Written instruction:
Give every line of the data again, unchanged, but with no pictures.

Provided records:

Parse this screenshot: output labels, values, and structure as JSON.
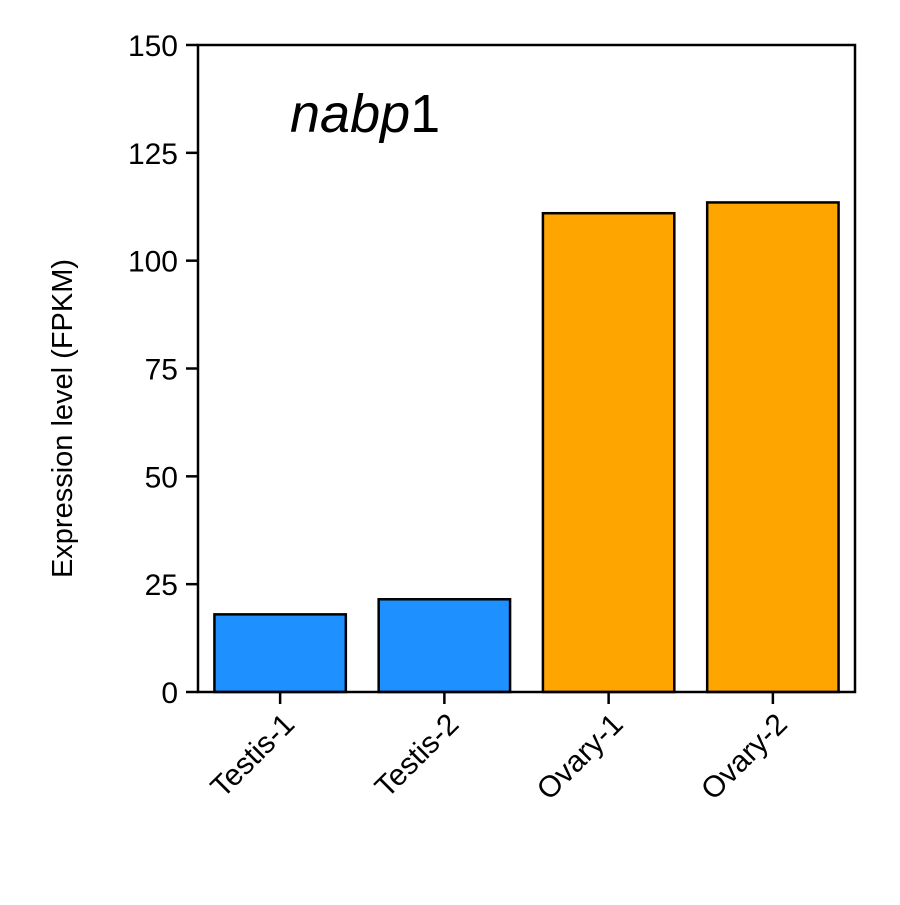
{
  "chart_data": {
    "type": "bar",
    "categories": [
      "Testis-1",
      "Testis-2",
      "Ovary-1",
      "Ovary-2"
    ],
    "values": [
      18,
      21.5,
      111,
      113.5
    ],
    "bar_colors": [
      "#1E90FF",
      "#1E90FF",
      "#FFA500",
      "#FFA500"
    ],
    "edge_color": "#000000",
    "title": "",
    "annotation": {
      "italic_text": "nabp",
      "normal_text": "1",
      "placement": "top-left inside plot"
    },
    "xlabel": "",
    "ylabel": "Expression level (FPKM)",
    "ylim": [
      0,
      150
    ],
    "yticks": [
      0,
      25,
      50,
      75,
      100,
      125,
      150
    ],
    "grid": false,
    "legend": "none",
    "xtick_rotation_deg": 45
  }
}
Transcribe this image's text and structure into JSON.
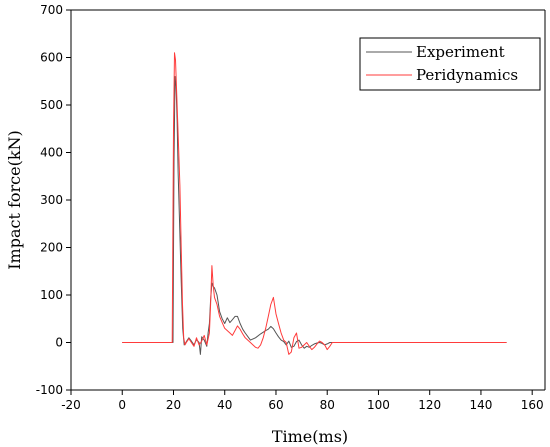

Problem solution:
Parse this screenshot: output labels, values, and structure as JSON.
{
  "chart_data": {
    "type": "bar",
    "categories": [
      "Testis-1",
      "Testis-2",
      "Ovary-1",
      "Ovary-2"
    ],
    "values": [
      18,
      21.5,
      111,
      113.5
    ],
    "bar_colors": [
      "#1E90FF",
      "#1E90FF",
      "#FFA500",
      "#FFA500"
    ],
    "edge_color": "#000000",
    "title": "",
    "annotation": {
      "italic_text": "nabp",
      "normal_text": "1",
      "placement": "top-left inside plot"
    },
    "xlabel": "",
    "ylabel": "Expression level (FPKM)",
    "ylim": [
      0,
      150
    ],
    "yticks": [
      0,
      25,
      50,
      75,
      100,
      125,
      150
    ],
    "grid": false,
    "legend": "none",
    "xtick_rotation_deg": 45
  }
}
Transcribe this image's text and structure into JSON.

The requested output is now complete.